Brief – Return the lines where the word "this" occurs.

[Structured figure records]
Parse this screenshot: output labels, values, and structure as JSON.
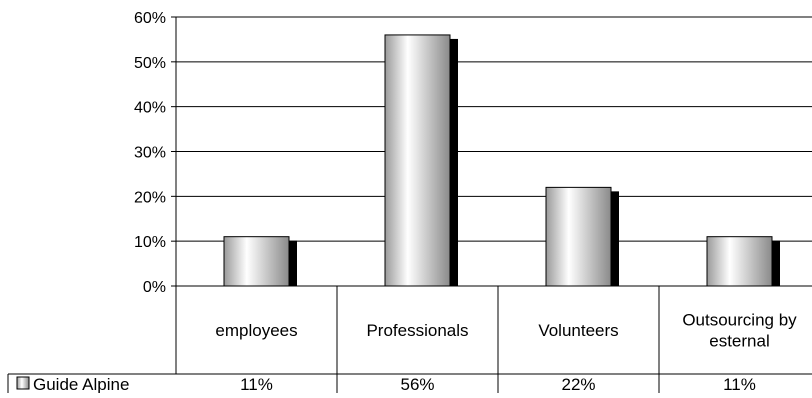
{
  "chart_data": {
    "type": "bar",
    "categories": [
      "employees",
      "Professionals",
      "Volunteers",
      "Outsourcing by esternal"
    ],
    "category_lines": [
      [
        "employees"
      ],
      [
        "Professionals"
      ],
      [
        "Volunteers"
      ],
      [
        "Outsourcing by",
        "esternal"
      ]
    ],
    "series": [
      {
        "name": "Guide Alpine",
        "values": [
          0.11,
          0.56,
          0.22,
          0.11
        ]
      }
    ],
    "data_table": {
      "series_label": "Guide Alpine",
      "cells": [
        "11%",
        "56%",
        "22%",
        "11%"
      ]
    },
    "y_ticks": [
      "0%",
      "10%",
      "20%",
      "30%",
      "40%",
      "50%",
      "60%"
    ],
    "ylim": [
      0,
      0.6
    ],
    "grid": true,
    "colors": {
      "bar_light": "#ffffff",
      "bar_mid": "#c8c8c8",
      "bar_dark": "#6e6e6e",
      "shadow": "#000000",
      "line": "#000000"
    }
  }
}
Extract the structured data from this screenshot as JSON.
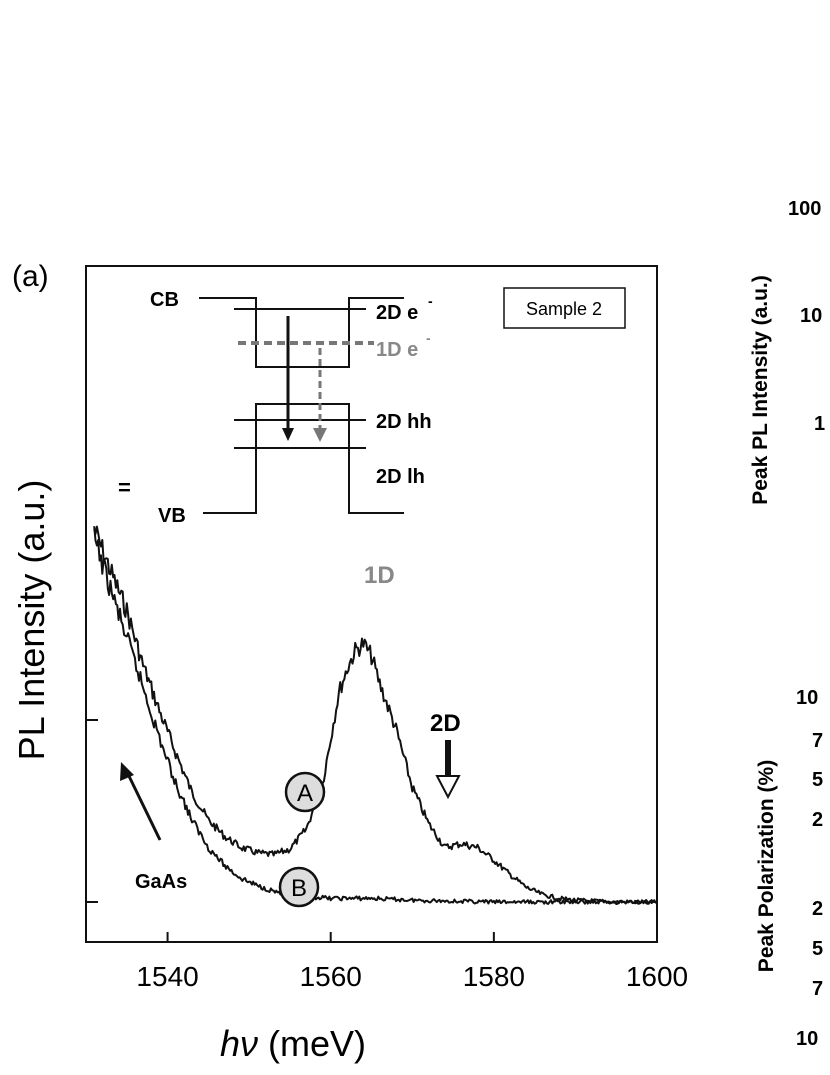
{
  "panel_label": "(a)",
  "sample_label": "Sample 2",
  "chart_data": {
    "type": "line",
    "xlabel_italic": "hν",
    "xlabel_unit": " (meV)",
    "ylabel": "PL Intensity (a.u.)",
    "xlim": [
      1530,
      1600
    ],
    "xticks": [
      "1540",
      "1560",
      "1580",
      "1600"
    ],
    "ytick_values": [
      0,
      1
    ],
    "grid": false,
    "series": [
      {
        "name": "A",
        "x": [
          1531,
          1533,
          1535,
          1537,
          1539,
          1541,
          1543,
          1545,
          1547,
          1549,
          1551,
          1553,
          1555,
          1557,
          1559,
          1560,
          1561,
          1562,
          1563,
          1564,
          1565,
          1566,
          1568,
          1570,
          1572,
          1574,
          1576,
          1578,
          1580,
          1582,
          1584,
          1586,
          1588,
          1590,
          1595,
          1600
        ],
        "y": [
          2.05,
          1.82,
          1.6,
          1.3,
          1.05,
          0.82,
          0.6,
          0.45,
          0.36,
          0.3,
          0.27,
          0.26,
          0.29,
          0.4,
          0.65,
          0.9,
          1.15,
          1.28,
          1.38,
          1.42,
          1.35,
          1.2,
          0.95,
          0.63,
          0.43,
          0.3,
          0.32,
          0.3,
          0.23,
          0.15,
          0.08,
          0.04,
          0.02,
          0.01,
          0.0,
          0.0
        ]
      },
      {
        "name": "B",
        "x": [
          1531,
          1533,
          1535,
          1537,
          1539,
          1541,
          1543,
          1545,
          1547,
          1549,
          1551,
          1553,
          1555,
          1557,
          1560,
          1565,
          1570,
          1580,
          1590,
          1600
        ],
        "y": [
          2.0,
          1.72,
          1.45,
          1.18,
          0.9,
          0.65,
          0.45,
          0.3,
          0.2,
          0.13,
          0.09,
          0.06,
          0.04,
          0.03,
          0.02,
          0.02,
          0.01,
          0.0,
          0.0,
          0.0
        ]
      }
    ],
    "annotations": {
      "peak_1d": "1D",
      "peak_2d": "2D",
      "gaas": "GaAs",
      "marker_a": "A",
      "marker_b": "B",
      "tick_mark": "="
    }
  },
  "inset": {
    "cb": "CB",
    "vb": "VB",
    "e2d": "2D e",
    "e1d": "1D e",
    "hh": "2D hh",
    "lh": "2D lh",
    "minus": "-"
  },
  "right_panel": {
    "ylabel_top": "Peak PL Intensity (a.u.)",
    "ylabel_bottom": "Peak Polarization (%)",
    "ticks_top": [
      "100",
      "10",
      "1"
    ],
    "ticks_bottom": [
      "10",
      "7",
      "5",
      "2",
      "2",
      "5",
      "7",
      "10"
    ]
  }
}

Final result –
Parse this screenshot: output labels, values, and structure as JSON.
Extract the structured data from this screenshot as JSON.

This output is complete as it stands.